Return all of the entries exactly as written.

++++ Task inputs

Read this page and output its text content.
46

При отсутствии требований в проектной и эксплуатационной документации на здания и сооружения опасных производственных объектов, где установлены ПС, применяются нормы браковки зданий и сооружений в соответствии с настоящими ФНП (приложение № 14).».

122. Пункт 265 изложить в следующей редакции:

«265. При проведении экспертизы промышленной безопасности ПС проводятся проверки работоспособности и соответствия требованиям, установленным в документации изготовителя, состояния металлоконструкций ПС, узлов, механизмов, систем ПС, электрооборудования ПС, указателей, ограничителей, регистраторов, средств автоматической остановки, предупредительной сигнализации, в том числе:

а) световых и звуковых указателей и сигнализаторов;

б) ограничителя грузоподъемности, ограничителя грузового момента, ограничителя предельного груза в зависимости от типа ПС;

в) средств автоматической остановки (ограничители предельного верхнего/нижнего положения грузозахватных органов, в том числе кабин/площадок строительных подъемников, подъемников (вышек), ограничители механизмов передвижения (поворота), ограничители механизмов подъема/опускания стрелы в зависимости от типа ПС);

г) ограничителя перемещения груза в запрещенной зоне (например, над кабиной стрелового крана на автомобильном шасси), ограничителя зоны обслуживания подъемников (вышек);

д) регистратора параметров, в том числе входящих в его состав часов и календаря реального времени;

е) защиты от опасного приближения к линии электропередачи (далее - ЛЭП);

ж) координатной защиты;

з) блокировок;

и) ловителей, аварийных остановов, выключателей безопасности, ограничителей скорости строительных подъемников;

++++++++

§ **Solution for this exercise**:
Read this page and output its text content.
46

При отсутствии требований в проектной и эксплуатационной документации на здания и сооружения опасных производственных объектов, где установлены ПС, применяются нормы браковки зданий и сооружений в соответствии с настоящими ФНП (приложение № 14).».

122. Пункт 265 изложить в следующей редакции:

«265. При проведении экспертизы промышленной безопасности ПС проводятся проверки работоспособности и соответствия требованиям, установленным в документации изготовителя, состояния металлоконструкций ПС, узлов, механизмов, систем ПС, электрооборудования ПС, указателей, ограничителей, регистраторов, средств автоматической остановки, предупредительной сигнализации, в том числе:

а) световых и звуковых указателей и сигнализаторов;

б) ограничителя грузоподъемности, ограничителя грузового момента, ограничителя предельного груза в зависимости от типа ПС;

в) средств автоматической остановки (ограничители предельного верхнего/нижнего положения грузозахватных органов, в том числе кабин/площадок строительных подъемников, подъемников (вышек), ограничители механизмов передвижения (поворота), ограничители механизмов подъема/опускания стрелы в зависимости от типа ПС);

г) ограничителя перемещения груза в запрещенной зоне (например, над кабиной стрелового крана на автомобильном шасси), ограничителя зоны обслуживания подъемников (вышек);

д) регистратора параметров, в том числе входящих в его состав часов и календаря реального времени;

е) защиты от опасного приближения к линии электропередачи (далее - ЛЭП);

ж) координатной защиты;

з) блокировок;

и) ловителей, аварийных остановов, выключателей безопасности, ограничителей скорости строительных подъемников;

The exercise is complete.